[Task details] Wherever the string "ocasionar" occurs in a line of these records, report that line.

(Lines of data)
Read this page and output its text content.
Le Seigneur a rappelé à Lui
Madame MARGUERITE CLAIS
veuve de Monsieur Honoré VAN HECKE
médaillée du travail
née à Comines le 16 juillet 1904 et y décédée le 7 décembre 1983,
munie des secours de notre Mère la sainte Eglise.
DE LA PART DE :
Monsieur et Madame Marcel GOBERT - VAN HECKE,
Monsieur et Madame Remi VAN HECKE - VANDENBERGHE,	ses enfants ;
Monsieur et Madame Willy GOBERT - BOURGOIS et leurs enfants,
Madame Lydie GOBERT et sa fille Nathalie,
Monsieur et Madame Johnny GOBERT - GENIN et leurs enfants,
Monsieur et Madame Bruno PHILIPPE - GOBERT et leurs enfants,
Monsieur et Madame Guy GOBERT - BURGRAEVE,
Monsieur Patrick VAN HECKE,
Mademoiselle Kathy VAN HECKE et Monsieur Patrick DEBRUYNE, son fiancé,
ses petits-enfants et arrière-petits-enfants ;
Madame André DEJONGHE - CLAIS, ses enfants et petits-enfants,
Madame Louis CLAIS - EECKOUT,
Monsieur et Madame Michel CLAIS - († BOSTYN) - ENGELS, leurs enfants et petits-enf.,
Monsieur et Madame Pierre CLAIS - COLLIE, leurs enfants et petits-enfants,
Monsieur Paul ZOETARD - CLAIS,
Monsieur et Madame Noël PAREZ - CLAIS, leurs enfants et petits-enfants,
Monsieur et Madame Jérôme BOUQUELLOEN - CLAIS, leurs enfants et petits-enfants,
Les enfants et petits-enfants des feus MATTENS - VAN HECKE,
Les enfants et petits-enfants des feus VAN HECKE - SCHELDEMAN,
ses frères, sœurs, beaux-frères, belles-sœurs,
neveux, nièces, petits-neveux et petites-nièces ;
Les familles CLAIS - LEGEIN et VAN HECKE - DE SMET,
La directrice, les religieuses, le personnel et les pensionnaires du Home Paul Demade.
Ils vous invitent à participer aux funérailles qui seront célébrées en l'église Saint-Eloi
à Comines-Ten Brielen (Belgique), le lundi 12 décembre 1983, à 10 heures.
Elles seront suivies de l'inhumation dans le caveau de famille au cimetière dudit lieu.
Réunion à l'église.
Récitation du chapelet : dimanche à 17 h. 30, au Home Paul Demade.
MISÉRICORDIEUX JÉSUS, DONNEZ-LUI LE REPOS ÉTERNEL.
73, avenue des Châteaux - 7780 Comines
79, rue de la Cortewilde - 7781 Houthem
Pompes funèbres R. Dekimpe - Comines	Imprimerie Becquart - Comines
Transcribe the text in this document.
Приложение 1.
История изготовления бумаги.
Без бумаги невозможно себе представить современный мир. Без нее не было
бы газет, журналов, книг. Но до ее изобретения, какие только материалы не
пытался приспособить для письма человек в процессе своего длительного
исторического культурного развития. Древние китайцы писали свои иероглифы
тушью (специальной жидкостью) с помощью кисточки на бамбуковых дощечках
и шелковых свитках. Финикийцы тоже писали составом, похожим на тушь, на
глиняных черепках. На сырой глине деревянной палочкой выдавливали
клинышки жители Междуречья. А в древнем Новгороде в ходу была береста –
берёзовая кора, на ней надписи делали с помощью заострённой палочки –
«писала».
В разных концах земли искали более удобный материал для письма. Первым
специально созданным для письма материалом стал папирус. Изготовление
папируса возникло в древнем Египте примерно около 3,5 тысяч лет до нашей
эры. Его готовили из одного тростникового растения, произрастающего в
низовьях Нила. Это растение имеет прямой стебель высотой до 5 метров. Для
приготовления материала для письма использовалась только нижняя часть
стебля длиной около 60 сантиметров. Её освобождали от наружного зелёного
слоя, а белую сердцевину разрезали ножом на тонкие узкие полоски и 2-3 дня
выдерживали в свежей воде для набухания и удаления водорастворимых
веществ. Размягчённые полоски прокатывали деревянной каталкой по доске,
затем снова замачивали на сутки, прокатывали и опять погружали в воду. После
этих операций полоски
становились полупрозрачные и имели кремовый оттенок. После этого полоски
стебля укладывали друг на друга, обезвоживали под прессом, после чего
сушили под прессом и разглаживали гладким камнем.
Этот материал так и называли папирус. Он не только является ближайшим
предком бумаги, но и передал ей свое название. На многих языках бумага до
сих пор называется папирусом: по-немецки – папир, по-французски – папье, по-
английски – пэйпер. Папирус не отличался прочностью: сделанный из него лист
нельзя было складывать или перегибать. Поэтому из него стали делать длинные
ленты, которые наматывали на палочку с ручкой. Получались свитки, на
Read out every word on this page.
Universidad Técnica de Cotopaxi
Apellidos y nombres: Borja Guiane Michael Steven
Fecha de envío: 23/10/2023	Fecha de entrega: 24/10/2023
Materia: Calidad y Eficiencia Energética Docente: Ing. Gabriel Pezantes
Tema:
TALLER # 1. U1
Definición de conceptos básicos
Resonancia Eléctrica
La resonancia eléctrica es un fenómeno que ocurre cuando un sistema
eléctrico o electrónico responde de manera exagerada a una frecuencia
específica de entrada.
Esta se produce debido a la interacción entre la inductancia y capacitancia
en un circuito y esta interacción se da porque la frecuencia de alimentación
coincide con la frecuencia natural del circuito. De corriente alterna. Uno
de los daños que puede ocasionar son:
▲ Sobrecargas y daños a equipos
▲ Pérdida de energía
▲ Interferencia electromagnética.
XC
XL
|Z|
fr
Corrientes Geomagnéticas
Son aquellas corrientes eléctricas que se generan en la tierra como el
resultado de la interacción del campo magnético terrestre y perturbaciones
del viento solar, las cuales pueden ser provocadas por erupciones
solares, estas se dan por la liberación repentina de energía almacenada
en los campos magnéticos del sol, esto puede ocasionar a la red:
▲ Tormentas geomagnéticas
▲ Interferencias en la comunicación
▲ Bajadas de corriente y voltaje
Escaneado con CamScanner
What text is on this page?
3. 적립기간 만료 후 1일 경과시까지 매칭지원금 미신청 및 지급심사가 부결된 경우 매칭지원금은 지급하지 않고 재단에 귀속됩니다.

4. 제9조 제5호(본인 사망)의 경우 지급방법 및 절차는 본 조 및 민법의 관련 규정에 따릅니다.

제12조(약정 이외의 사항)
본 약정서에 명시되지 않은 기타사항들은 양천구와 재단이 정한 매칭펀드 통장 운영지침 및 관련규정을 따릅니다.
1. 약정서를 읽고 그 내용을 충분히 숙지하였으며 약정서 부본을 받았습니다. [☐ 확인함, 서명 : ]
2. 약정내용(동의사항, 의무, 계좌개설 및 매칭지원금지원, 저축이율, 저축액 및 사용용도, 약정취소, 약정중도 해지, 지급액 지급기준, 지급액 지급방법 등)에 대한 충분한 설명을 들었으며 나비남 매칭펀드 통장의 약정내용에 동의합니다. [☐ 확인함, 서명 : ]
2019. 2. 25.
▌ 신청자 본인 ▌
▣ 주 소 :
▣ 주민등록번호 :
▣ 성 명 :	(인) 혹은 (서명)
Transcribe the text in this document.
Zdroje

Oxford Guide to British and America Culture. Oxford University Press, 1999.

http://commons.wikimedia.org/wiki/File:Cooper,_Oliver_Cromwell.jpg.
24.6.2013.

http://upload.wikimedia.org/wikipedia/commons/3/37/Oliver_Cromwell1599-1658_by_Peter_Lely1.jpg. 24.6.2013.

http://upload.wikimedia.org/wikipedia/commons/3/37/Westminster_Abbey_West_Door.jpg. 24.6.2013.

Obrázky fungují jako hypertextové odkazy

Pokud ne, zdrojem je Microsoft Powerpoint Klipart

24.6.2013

[Solution to the exercise]
de los daños que puede ocasionar son:
en los campos magnéticos del sol, esto puede ocasionar a la red:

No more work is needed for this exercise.